*What needs to be done*. Retype all of the listing exactly, passing over any picture you find.

+--

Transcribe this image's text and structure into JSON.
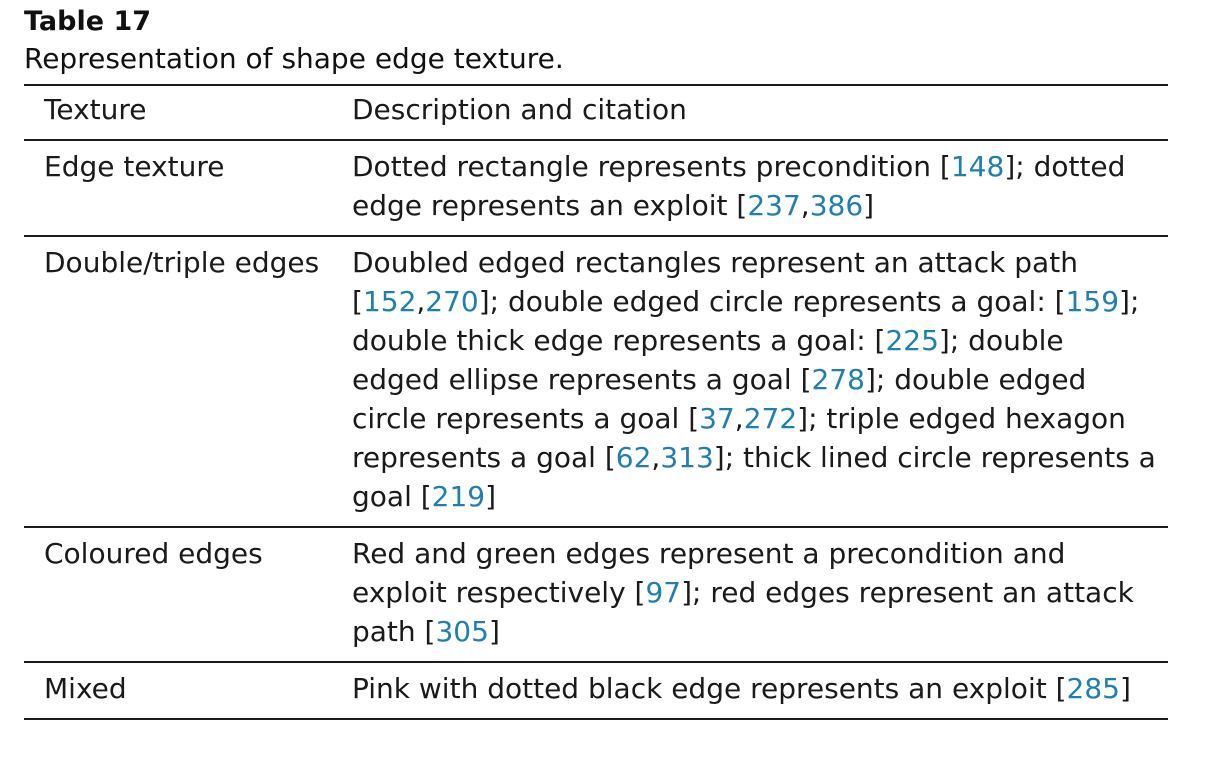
{
  "table": {
    "label": "Table 17",
    "caption": "Representation of shape edge texture.",
    "headers": {
      "texture": "Texture",
      "description": "Description and citation"
    },
    "link_color": "#1f7fb0",
    "rows": [
      {
        "texture": "Edge texture",
        "description": [
          {
            "t": "Dotted rectangle represents precondition ["
          },
          {
            "t": "148",
            "cite": true
          },
          {
            "t": "]; dotted edge represents an exploit ["
          },
          {
            "t": "237",
            "cite": true
          },
          {
            "t": ","
          },
          {
            "t": "386",
            "cite": true
          },
          {
            "t": "]"
          }
        ]
      },
      {
        "texture": "Double/triple edges",
        "description": [
          {
            "t": "Doubled edged rectangles represent an attack path ["
          },
          {
            "t": "152",
            "cite": true
          },
          {
            "t": ","
          },
          {
            "t": "270",
            "cite": true
          },
          {
            "t": "]; double edged circle represents a goal: ["
          },
          {
            "t": "159",
            "cite": true
          },
          {
            "t": "]; double thick edge represents a goal: ["
          },
          {
            "t": "225",
            "cite": true
          },
          {
            "t": "]; double edged ellipse represents a goal ["
          },
          {
            "t": "278",
            "cite": true
          },
          {
            "t": "]; double edged circle represents a goal ["
          },
          {
            "t": "37",
            "cite": true
          },
          {
            "t": ","
          },
          {
            "t": "272",
            "cite": true
          },
          {
            "t": "]; triple edged hexagon represents a goal ["
          },
          {
            "t": "62",
            "cite": true
          },
          {
            "t": ","
          },
          {
            "t": "313",
            "cite": true
          },
          {
            "t": "]; thick lined circle represents a goal ["
          },
          {
            "t": "219",
            "cite": true
          },
          {
            "t": "]"
          }
        ]
      },
      {
        "texture": "Coloured edges",
        "description": [
          {
            "t": "Red and green edges represent a precondition and exploit respectively ["
          },
          {
            "t": "97",
            "cite": true
          },
          {
            "t": "]; red edges represent an attack path ["
          },
          {
            "t": "305",
            "cite": true
          },
          {
            "t": "]"
          }
        ]
      },
      {
        "texture": "Mixed",
        "description": [
          {
            "t": "Pink with dotted black edge represents an exploit ["
          },
          {
            "t": "285",
            "cite": true
          },
          {
            "t": "]"
          }
        ]
      }
    ]
  }
}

+--

*Exercise answer*.
Transcribe this image's text and structure into JSON.
{
  "table": {
    "label": "Table 17",
    "caption": "Representation of shape edge texture.",
    "headers": {
      "texture": "Texture",
      "description": "Description and citation"
    },
    "link_color": "#1f7fb0",
    "rows": [
      {
        "texture": "Edge texture",
        "description": [
          {
            "t": "Dotted rectangle represents precondition ["
          },
          {
            "t": "148",
            "cite": true
          },
          {
            "t": "]; dotted edge represents an exploit ["
          },
          {
            "t": "237",
            "cite": true
          },
          {
            "t": ","
          },
          {
            "t": "386",
            "cite": true
          },
          {
            "t": "]"
          }
        ]
      },
      {
        "texture": "Double/triple edges",
        "description": [
          {
            "t": "Doubled edged rectangles represent an attack path ["
          },
          {
            "t": "152",
            "cite": true
          },
          {
            "t": ","
          },
          {
            "t": "270",
            "cite": true
          },
          {
            "t": "]; double edged circle represents a goal: ["
          },
          {
            "t": "159",
            "cite": true
          },
          {
            "t": "]; double thick edge represents a goal: ["
          },
          {
            "t": "225",
            "cite": true
          },
          {
            "t": "]; double edged ellipse represents a goal ["
          },
          {
            "t": "278",
            "cite": true
          },
          {
            "t": "]; double edged circle represents a goal ["
          },
          {
            "t": "37",
            "cite": true
          },
          {
            "t": ","
          },
          {
            "t": "272",
            "cite": true
          },
          {
            "t": "]; triple edged hexagon represents a goal ["
          },
          {
            "t": "62",
            "cite": true
          },
          {
            "t": ","
          },
          {
            "t": "313",
            "cite": true
          },
          {
            "t": "]; thick lined circle represents a goal ["
          },
          {
            "t": "219",
            "cite": true
          },
          {
            "t": "]"
          }
        ]
      },
      {
        "texture": "Coloured edges",
        "description": [
          {
            "t": "Red and green edges represent a precondition and exploit respectively ["
          },
          {
            "t": "97",
            "cite": true
          },
          {
            "t": "]; red edges represent an attack path ["
          },
          {
            "t": "305",
            "cite": true
          },
          {
            "t": "]"
          }
        ]
      },
      {
        "texture": "Mixed",
        "description": [
          {
            "t": "Pink with dotted black edge represents an exploit ["
          },
          {
            "t": "285",
            "cite": true
          },
          {
            "t": "]"
          }
        ]
      }
    ]
  }
}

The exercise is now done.